Task description: Reproduce every line of the records below without any changes, leaving out the pictures.

Region boundary data:
-- Start --

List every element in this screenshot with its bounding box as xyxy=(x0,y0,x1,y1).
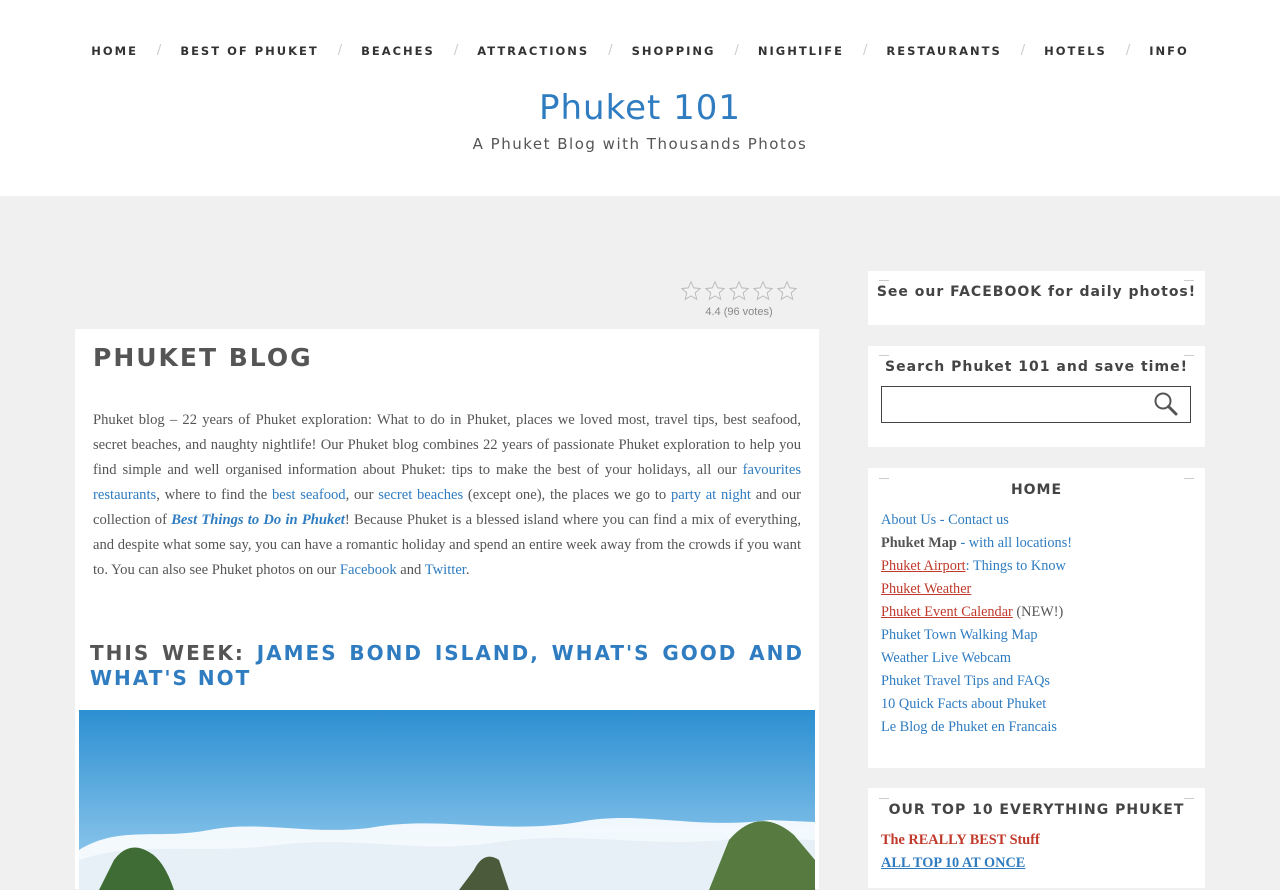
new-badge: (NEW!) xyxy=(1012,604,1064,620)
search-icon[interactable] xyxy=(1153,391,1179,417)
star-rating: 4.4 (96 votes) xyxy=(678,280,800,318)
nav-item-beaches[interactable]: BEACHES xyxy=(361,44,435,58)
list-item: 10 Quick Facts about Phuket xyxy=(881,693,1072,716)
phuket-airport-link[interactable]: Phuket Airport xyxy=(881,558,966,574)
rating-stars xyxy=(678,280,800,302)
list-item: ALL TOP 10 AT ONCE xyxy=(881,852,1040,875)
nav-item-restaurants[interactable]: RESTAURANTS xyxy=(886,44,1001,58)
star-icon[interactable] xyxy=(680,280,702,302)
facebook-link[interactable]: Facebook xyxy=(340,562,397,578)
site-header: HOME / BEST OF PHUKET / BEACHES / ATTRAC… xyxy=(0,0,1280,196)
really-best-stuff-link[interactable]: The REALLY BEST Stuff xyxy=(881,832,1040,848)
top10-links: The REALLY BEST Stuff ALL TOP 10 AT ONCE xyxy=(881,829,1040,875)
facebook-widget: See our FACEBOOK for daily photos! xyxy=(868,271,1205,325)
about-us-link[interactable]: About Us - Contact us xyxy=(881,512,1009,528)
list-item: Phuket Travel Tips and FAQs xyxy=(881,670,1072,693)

-- End --

Task solution:
List every element in this screenshot with its bounding box as xyxy=(x0,y0,x1,y1).
new-badge: (NEW!) xyxy=(1012,604,1064,620)
search-icon[interactable] xyxy=(1153,391,1179,417)
star-rating: 4.4 (96 votes) xyxy=(678,280,800,318)
nav-item-beaches[interactable]: BEACHES xyxy=(361,44,435,58)
list-item: 10 Quick Facts about Phuket xyxy=(881,693,1072,716)
phuket-airport-link[interactable]: Phuket Airport xyxy=(881,558,966,574)
rating-stars xyxy=(678,280,800,302)
list-item: ALL TOP 10 AT ONCE xyxy=(881,852,1040,875)
nav-item-restaurants[interactable]: RESTAURANTS xyxy=(886,44,1001,58)
star-icon[interactable] xyxy=(680,280,702,302)
facebook-link[interactable]: Facebook xyxy=(340,562,397,578)
site-header: HOME / BEST OF PHUKET / BEACHES / ATTRAC… xyxy=(0,0,1280,196)
really-best-stuff-link[interactable]: The REALLY BEST Stuff xyxy=(881,832,1040,848)
top10-links: The REALLY BEST Stuff ALL TOP 10 AT ONCE xyxy=(881,829,1040,875)
facebook-widget: See our FACEBOOK for daily photos! xyxy=(868,271,1205,325)
about-us-link[interactable]: About Us - Contact us xyxy=(881,512,1009,528)
list-item: Phuket Travel Tips and FAQs xyxy=(881,670,1072,693)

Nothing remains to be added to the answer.